SET EXERCISE 1: Turn the entries into a numbered list. Begin at the first line of the entries and stop after the line containing "list-item: Placa de", leaving out any blank lines.
— BEGIN DOCUMENT PASSAGE —
As per NSE data, foreign investors sold equities worth Rs. 13,720.53 crores against the purchase of Rs. 9,060.88 crores across NSE and BSE. This means the net FPI/FII investment was a negative Rs. 4661.51crores. The values are based on the USD-INR conversion rate of Rs. 74.50.

This is proof that foreign investors are taking the money out. However, we don’t think it’s a matter of concern. We need to go back in time a bit to understand this.

In 2019, FII inflows stood at $14.2bn. 2020 was the second year in a row when the foreign money inflow into Indian equities was the highest among emerging markets. The Indian equities attracted over $23bn from foreign institutional investors last year.

The large influx of investments helped both Sensex and Nifty grow ~80% from the lows of 23rd March 2020. The broader markets also took part in the run and beat the benchmark indices. Nifty mid-cap and small-cap grew over 100% last year.

This means, FIIs made a lot of money through Indian equities. And now they are booking profits and taking some money off the table.

As Indian markets seem overvalued, they may have moved to cheaper markets like China for the short-term.

The past few months were rough for the Chinese market. But as things have started to cool off in the country after a series of government clampdowns and Evergrande crisis, the Chinese markets have become cheaper.
— END DOCUMENT PASSAGE —
— BEGIN RECORDS SUPPLIED —
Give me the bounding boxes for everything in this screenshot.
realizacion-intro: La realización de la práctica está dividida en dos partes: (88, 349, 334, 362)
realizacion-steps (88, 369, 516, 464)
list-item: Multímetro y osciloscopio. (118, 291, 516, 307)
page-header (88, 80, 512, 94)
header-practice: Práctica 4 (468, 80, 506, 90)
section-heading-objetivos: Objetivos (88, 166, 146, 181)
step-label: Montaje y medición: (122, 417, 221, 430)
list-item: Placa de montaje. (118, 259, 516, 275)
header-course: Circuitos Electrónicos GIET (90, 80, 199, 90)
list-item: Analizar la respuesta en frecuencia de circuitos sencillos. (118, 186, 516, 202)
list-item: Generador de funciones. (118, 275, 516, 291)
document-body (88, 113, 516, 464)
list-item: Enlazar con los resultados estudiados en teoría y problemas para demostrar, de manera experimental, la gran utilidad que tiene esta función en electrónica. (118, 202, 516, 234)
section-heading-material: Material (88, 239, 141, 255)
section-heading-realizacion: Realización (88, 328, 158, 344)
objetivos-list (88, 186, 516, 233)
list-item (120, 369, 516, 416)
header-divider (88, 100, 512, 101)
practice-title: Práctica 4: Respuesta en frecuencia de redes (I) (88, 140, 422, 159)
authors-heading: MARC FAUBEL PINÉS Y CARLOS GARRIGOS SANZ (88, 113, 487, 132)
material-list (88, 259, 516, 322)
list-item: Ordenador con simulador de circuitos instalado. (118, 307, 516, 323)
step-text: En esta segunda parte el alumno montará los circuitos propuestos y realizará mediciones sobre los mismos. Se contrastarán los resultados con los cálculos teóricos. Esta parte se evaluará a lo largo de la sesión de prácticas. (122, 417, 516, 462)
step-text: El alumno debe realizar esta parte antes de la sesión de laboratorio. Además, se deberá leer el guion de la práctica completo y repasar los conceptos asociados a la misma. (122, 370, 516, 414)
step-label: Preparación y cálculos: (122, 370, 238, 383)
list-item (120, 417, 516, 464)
— END RECORDS SUPPLIED —
SET EXERCISE 2: In the passage on foreign investment in Indian equities, rewrite the paragraph that begins "In 2019, FII inflows" as a short bulleted list that keeps its main facts.

CORRECT ANSWER 1:
1. Give me the bounding boxes for everything in this screenshot.
2. realizacion-intro: La realización de la práctica está dividida en dos partes: (88, 349, 334, 362)
3. realizacion-steps (88, 369, 516, 464)
4. list-item: Multímetro y osciloscopio. (118, 291, 516, 307)
5. page-header (88, 80, 512, 94)
6. header-practice: Práctica 4 (468, 80, 506, 90)
7. section-heading-objetivos: Objetivos (88, 166, 146, 181)
8. step-label: Montaje y medición: (122, 417, 221, 430)
9. list-item: Placa de montaje. (118, 259, 516, 275)

CORRECT ANSWER 2:
- FII inflows in 2019 were $14.2bn.
- In 2020, foreign money flowing into Indian equities was the highest among emerging markets for the second year in a row.
- Indian equities drew over $23bn from foreign institutional investors last year.